▶ _WHAT YOU SHOULD DO_
Where a line below holds the string "Windows", copy that line.

▶ _RECORDS PROVIDED_
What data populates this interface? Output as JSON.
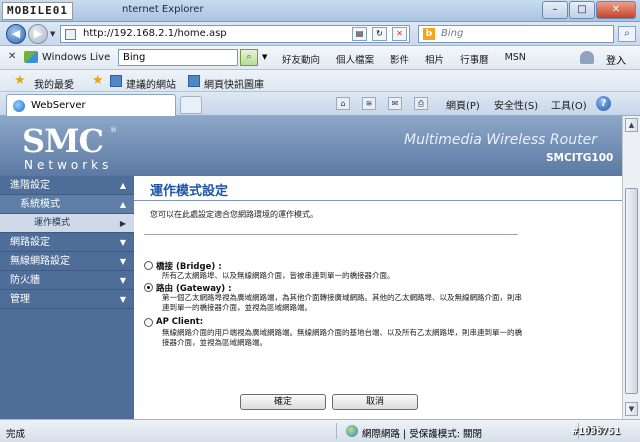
{
  "titlebar": {
    "watermark": "MOBILE01",
    "title": "nternet Explorer"
  },
  "address": {
    "url": "http://192.168.2.1/home.asp",
    "search_engine": "Bing"
  },
  "live_toolbar": {
    "brand": "Windows Live",
    "search_value": "Bing",
    "links": [
      "好友動向",
      "個人檔案",
      "影件",
      "相片",
      "行事曆",
      "MSN"
    ],
    "login": "登入"
  },
  "favorites": {
    "label": "我的最愛",
    "suggested": "建議的網站",
    "gallery": "網頁快訊圖庫"
  },
  "tabbar": {
    "tab_label": "WebServer",
    "commands": {
      "page": "網頁(P)",
      "safety": "安全性(S)",
      "tools": "工具(O)"
    }
  },
  "router": {
    "brand": "SMC",
    "registered": "®",
    "networks": "Networks",
    "product": "Multimedia Wireless Router",
    "model": "SMCITG100"
  },
  "sidebar": {
    "items": [
      {
        "label": "進階設定",
        "level": "top"
      },
      {
        "label": "系統模式",
        "level": "sub"
      },
      {
        "label": "運作模式",
        "level": "selected"
      },
      {
        "label": "網路設定",
        "level": "top"
      },
      {
        "label": "無線網路設定",
        "level": "top"
      },
      {
        "label": "防火牆",
        "level": "top"
      },
      {
        "label": "管理",
        "level": "top"
      }
    ]
  },
  "main": {
    "title": "運作模式設定",
    "description": "您可以在此處設定適合您網路環境的運作模式。",
    "options": [
      {
        "title": "橋接 (Bridge) :",
        "body": "所有乙太網路埠、以及無線網路介面，皆被串連到單一的橋接器介面。",
        "selected": false
      },
      {
        "title": "路由 (Gateway) :",
        "body": "第一個乙太網路埠視為廣域網路端，為其他介面轉接廣域網路。其他的乙太網路埠、以及無線網路介面，則串連到單一的橋接器介面，並視為區域網路端。",
        "selected": true
      },
      {
        "title": "AP Client:",
        "body": "無線網路介面的用戶端視為廣域網路端。無線網路介面的基地台端、以及所有乙太網路埠，則串連到單一的橋接器介面，並視為區域網路端。",
        "selected": false
      }
    ],
    "ok_label": "確定",
    "cancel_label": "取消"
  },
  "status": {
    "left": "完成",
    "zone": "網際網路 | 受保護模式: 關閉",
    "zoom": "95%",
    "watermark": "#1036751"
  }
}
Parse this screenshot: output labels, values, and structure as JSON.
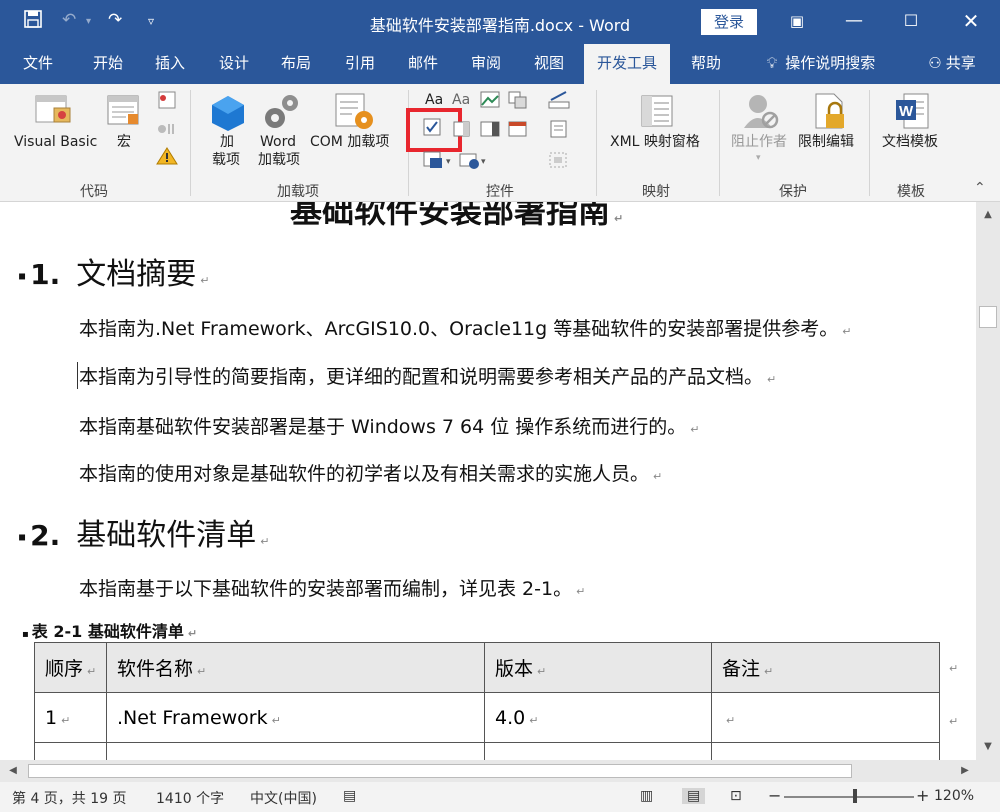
{
  "titlebar": {
    "save_icon": "save-icon",
    "title": "基础软件安装部署指南.docx - Word",
    "login_label": "登录"
  },
  "tabs": [
    "文件",
    "开始",
    "插入",
    "设计",
    "布局",
    "引用",
    "邮件",
    "审阅",
    "视图",
    "开发工具",
    "帮助"
  ],
  "tell_me": "操作说明搜索",
  "share": "共享",
  "ribbon": {
    "groups": {
      "code": "代码",
      "addins": "加载项",
      "controls": "控件",
      "mapping": "映射",
      "protect": "保护",
      "templates": "模板"
    },
    "visual_basic": "Visual Basic",
    "macros": "宏",
    "addin_1": "加",
    "addin_2": "载项",
    "word_addin_1": "Word",
    "word_addin_2": "加载项",
    "com_addin": "COM 加载项",
    "xml_mapping": "XML 映射窗格",
    "block_authors": "阻止作者",
    "restrict_editing": "限制编辑",
    "doc_template": "文档模板"
  },
  "doc": {
    "cut_title": "基础软件安装部署指南",
    "h1_num": "1.",
    "h1_text": "文档摘要",
    "p1": "本指南为.Net Framework、ArcGIS10.0、Oracle11g 等基础软件的安装部署提供参考。",
    "p2": "本指南为引导性的简要指南，更详细的配置和说明需要参考相关产品的产品文档。",
    "p3": "本指南基础软件安装部署是基于  Windows 7 64 位  操作系统而进行的。",
    "p4": "本指南的使用对象是基础软件的初学者以及有相关需求的实施人员。",
    "h2_num": "2.",
    "h2_text": "基础软件清单",
    "p5": "本指南基于以下基础软件的安装部署而编制，详见表 2-1。",
    "caption": "表  2-1  基础软件清单",
    "table": {
      "headers": [
        "顺序",
        "软件名称",
        "版本",
        "备注"
      ],
      "rows": [
        [
          "1",
          ".Net Framework",
          "4.0",
          ""
        ]
      ]
    }
  },
  "status": {
    "page": "第 4 页，共 19 页",
    "words": "1410 个字",
    "lang": "中文(中国)",
    "zoom": "120%"
  },
  "colors": {
    "brand": "#2b579a",
    "highlight": "#e8262e"
  }
}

▶ _ANSWER BELOW_
    "brand": "Windows Live",
    "p3": "本指南基础软件安装部署是基于  Windows 7 64 位  操作系统而进行的。",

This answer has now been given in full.